» TASK DIRECTIONS
Transcribe the data that follows precisely, omitting nothing.

*** DATA IN THIS EXERCISE Section Begins ***

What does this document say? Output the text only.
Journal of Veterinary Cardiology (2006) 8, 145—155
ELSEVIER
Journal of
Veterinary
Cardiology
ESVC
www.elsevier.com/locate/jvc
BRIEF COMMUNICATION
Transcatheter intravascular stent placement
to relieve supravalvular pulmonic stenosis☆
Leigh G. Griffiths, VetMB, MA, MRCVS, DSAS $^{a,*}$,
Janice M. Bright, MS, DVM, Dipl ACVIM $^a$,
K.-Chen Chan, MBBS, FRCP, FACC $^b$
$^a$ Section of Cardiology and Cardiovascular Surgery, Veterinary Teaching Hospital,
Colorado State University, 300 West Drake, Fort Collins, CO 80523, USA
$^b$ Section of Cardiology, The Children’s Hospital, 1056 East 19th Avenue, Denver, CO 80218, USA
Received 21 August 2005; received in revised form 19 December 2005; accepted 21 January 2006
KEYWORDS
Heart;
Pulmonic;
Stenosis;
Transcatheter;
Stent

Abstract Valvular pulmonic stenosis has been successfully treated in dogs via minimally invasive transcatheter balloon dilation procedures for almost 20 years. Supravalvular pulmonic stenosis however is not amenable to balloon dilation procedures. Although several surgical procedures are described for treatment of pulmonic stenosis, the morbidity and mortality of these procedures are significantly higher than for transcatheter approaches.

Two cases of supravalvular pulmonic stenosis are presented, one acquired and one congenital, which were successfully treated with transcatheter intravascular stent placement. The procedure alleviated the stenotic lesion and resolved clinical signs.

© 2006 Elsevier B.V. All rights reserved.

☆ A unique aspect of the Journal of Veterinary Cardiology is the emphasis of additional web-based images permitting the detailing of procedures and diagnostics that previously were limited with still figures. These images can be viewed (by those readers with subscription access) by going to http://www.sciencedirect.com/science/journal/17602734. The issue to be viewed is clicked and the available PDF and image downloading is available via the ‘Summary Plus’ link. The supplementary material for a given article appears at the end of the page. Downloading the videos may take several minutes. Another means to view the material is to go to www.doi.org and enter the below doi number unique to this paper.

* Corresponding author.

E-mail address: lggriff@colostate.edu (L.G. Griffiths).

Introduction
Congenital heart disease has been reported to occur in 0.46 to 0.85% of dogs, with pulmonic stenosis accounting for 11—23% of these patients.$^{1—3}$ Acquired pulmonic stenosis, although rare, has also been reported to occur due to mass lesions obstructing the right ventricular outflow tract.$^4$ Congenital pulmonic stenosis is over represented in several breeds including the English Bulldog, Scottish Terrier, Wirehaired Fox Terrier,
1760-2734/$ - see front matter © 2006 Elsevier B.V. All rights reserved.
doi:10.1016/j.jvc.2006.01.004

*** DATA IN THIS EXERCISE Section Ends ***

» WRITTEN ANSWER
What does this document say? Output the text only.
Journal of Veterinary Cardiology (2006) 8, 145—155
ELSEVIER
Journal of
Veterinary
Cardiology
ESVC
www.elsevier.com/locate/jvc
BRIEF COMMUNICATION
Transcatheter intravascular stent placement
to relieve supravalvular pulmonic stenosis☆
Leigh G. Griffiths, VetMB, MA, MRCVS, DSAS $^{a,*}$,
Janice M. Bright, MS, DVM, Dipl ACVIM $^a$,
K.-Chen Chan, MBBS, FRCP, FACC $^b$
$^a$ Section of Cardiology and Cardiovascular Surgery, Veterinary Teaching Hospital,
Colorado State University, 300 West Drake, Fort Collins, CO 80523, USA
$^b$ Section of Cardiology, The Children’s Hospital, 1056 East 19th Avenue, Denver, CO 80218, USA
Received 21 August 2005; received in revised form 19 December 2005; accepted 21 January 2006
KEYWORDS
Heart;
Pulmonic;
Stenosis;
Transcatheter;
Stent

Abstract Valvular pulmonic stenosis has been successfully treated in dogs via minimally invasive transcatheter balloon dilation procedures for almost 20 years. Supravalvular pulmonic stenosis however is not amenable to balloon dilation procedures. Although several surgical procedures are described for treatment of pulmonic stenosis, the morbidity and mortality of these procedures are significantly higher than for transcatheter approaches.

Two cases of supravalvular pulmonic stenosis are presented, one acquired and one congenital, which were successfully treated with transcatheter intravascular stent placement. The procedure alleviated the stenotic lesion and resolved clinical signs.

© 2006 Elsevier B.V. All rights reserved.

☆ A unique aspect of the Journal of Veterinary Cardiology is the emphasis of additional web-based images permitting the detailing of procedures and diagnostics that previously were limited with still figures. These images can be viewed (by those readers with subscription access) by going to http://www.sciencedirect.com/science/journal/17602734. The issue to be viewed is clicked and the available PDF and image downloading is available via the ‘Summary Plus’ link. The supplementary material for a given article appears at the end of the page. Downloading the videos may take several minutes. Another means to view the material is to go to www.doi.org and enter the below doi number unique to this paper.

* Corresponding author.

E-mail address: lggriff@colostate.edu (L.G. Griffiths).

Introduction
Congenital heart disease has been reported to occur in 0.46 to 0.85% of dogs, with pulmonic stenosis accounting for 11—23% of these patients.$^{1—3}$ Acquired pulmonic stenosis, although rare, has also been reported to occur due to mass lesions obstructing the right ventricular outflow tract.$^4$ Congenital pulmonic stenosis is over represented in several breeds including the English Bulldog, Scottish Terrier, Wirehaired Fox Terrier,
1760-2734/$ - see front matter © 2006 Elsevier B.V. All rights reserved.
doi:10.1016/j.jvc.2006.01.004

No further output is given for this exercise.